■ **Your instructions**
Using the material that follows, identify and copy each line with the string "datasets".

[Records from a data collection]
++++++++++++++++++++

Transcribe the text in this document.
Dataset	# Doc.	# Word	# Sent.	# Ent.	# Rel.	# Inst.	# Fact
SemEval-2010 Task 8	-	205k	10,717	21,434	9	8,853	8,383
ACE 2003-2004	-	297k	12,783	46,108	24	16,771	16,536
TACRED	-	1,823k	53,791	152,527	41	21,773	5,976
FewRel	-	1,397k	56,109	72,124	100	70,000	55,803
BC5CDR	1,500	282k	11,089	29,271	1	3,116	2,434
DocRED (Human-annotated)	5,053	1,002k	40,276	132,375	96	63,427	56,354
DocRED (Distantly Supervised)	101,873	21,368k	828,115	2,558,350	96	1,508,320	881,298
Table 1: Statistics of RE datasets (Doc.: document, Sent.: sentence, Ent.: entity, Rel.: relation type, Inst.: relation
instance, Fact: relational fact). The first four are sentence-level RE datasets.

++++++++++++++++++++

■ **Correct response**
Table 1: Statistics of RE datasets (Doc.: document, Sent.: sentence, Ent.: entity, Rel.: relation type, Inst.: relation
instance, Fact: relational fact). The first four are sentence-level RE datasets.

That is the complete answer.